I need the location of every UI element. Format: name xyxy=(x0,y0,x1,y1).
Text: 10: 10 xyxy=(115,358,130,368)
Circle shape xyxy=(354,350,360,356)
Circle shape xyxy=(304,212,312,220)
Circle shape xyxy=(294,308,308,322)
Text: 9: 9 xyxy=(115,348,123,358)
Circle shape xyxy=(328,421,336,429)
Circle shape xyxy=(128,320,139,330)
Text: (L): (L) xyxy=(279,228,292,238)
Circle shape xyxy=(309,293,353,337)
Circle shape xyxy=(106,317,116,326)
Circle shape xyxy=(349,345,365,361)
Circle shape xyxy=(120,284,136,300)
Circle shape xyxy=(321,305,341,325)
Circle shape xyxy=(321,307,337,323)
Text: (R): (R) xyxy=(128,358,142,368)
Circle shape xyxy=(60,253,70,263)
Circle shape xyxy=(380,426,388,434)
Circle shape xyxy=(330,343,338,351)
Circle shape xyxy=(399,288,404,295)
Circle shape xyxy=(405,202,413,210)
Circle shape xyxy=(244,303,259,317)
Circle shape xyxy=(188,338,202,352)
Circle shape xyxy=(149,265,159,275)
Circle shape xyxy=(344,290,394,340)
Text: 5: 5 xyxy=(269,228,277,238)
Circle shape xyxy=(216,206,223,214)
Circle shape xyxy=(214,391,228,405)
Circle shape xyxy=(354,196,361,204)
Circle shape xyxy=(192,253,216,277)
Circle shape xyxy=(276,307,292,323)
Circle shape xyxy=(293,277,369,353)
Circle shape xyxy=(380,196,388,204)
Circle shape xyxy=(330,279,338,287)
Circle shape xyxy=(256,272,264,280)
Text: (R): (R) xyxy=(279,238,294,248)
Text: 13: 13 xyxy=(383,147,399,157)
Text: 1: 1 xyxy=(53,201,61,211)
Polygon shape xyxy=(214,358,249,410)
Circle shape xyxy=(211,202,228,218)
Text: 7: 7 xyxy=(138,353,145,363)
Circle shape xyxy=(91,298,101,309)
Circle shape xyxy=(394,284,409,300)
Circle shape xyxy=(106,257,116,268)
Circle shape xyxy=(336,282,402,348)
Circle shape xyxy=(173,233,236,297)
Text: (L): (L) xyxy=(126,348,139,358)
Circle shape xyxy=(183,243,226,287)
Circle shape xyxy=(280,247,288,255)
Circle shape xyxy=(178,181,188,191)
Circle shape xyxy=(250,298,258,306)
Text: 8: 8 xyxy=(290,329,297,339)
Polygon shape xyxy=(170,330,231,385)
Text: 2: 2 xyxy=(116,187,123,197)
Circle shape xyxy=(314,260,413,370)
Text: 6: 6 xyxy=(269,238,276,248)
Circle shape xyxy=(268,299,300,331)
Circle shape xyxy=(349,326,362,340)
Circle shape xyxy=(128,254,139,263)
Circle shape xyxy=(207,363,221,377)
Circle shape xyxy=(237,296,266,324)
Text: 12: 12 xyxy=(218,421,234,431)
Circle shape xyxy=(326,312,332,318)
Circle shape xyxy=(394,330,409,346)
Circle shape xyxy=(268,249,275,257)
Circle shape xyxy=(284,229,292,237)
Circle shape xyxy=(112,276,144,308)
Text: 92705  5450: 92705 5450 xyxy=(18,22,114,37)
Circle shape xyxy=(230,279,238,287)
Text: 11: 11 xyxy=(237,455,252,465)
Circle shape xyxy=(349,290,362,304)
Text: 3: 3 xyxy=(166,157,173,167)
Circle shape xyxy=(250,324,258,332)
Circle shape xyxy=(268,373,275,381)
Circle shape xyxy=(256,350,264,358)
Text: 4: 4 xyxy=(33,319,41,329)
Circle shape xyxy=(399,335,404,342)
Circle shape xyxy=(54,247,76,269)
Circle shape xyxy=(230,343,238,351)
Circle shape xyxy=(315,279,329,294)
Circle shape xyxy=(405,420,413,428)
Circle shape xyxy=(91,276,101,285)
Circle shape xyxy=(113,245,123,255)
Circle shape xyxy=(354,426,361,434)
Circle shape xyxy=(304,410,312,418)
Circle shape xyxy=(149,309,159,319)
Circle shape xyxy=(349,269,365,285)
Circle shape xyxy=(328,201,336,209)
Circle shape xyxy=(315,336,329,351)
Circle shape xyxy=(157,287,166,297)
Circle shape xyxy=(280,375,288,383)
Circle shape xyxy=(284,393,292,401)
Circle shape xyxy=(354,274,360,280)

--------------------------------

- Task requirements: List every line of the items above that contains the string "Polygon", copying each such line in full. Only matches in the same case count.

- Output of the exercise:
Polygon shape xyxy=(214,358,249,410)
Polygon shape xyxy=(170,330,231,385)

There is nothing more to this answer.